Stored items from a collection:
>>
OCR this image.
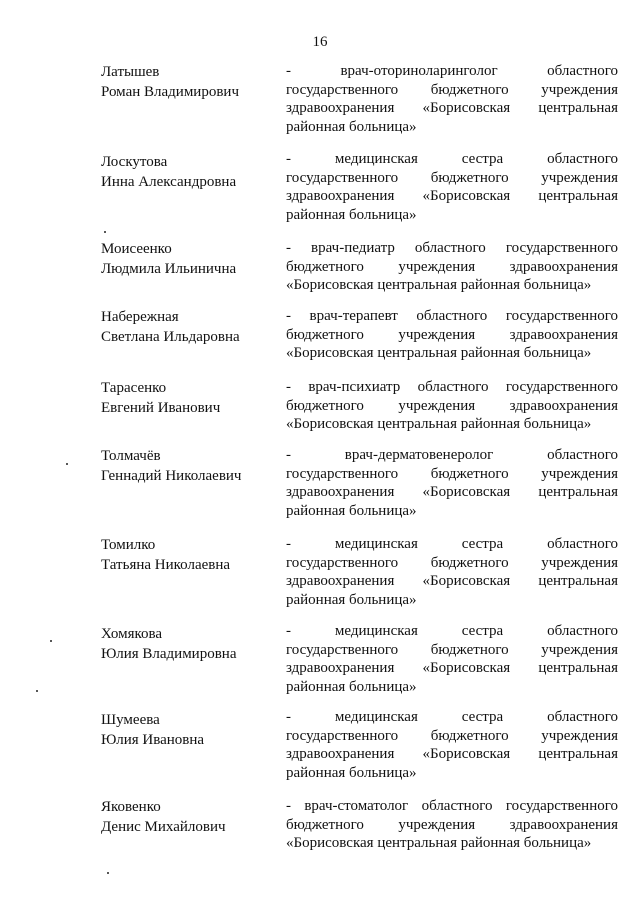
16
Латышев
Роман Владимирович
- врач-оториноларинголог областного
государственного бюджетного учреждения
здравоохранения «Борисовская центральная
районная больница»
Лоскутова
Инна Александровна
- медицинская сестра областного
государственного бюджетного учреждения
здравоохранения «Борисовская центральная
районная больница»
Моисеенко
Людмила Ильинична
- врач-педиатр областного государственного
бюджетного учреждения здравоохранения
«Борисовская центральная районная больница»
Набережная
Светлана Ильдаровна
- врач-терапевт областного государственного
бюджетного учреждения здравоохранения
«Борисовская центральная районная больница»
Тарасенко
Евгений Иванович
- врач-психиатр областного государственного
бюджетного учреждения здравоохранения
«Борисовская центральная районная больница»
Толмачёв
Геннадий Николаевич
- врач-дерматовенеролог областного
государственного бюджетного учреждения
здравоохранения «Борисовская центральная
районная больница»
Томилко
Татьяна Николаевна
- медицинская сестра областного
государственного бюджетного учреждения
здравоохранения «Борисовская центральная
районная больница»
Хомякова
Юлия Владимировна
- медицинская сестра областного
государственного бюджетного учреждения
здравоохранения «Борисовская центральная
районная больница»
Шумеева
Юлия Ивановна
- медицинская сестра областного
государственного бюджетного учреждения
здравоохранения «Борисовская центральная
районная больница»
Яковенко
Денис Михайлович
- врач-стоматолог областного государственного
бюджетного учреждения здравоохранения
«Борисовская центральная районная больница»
<<
Given instruction:
In the entries above, find each line with the word "областного" and copy it.

Solution:
- врач-оториноларинголог областного
- медицинская сестра областного
- врач-педиатр областного государственного
- врач-терапевт областного государственного
- врач-психиатр областного государственного
- врач-дерматовенеролог областного
- медицинская сестра областного
- медицинская сестра областного
- медицинская сестра областного
- врач-стоматолог областного государственного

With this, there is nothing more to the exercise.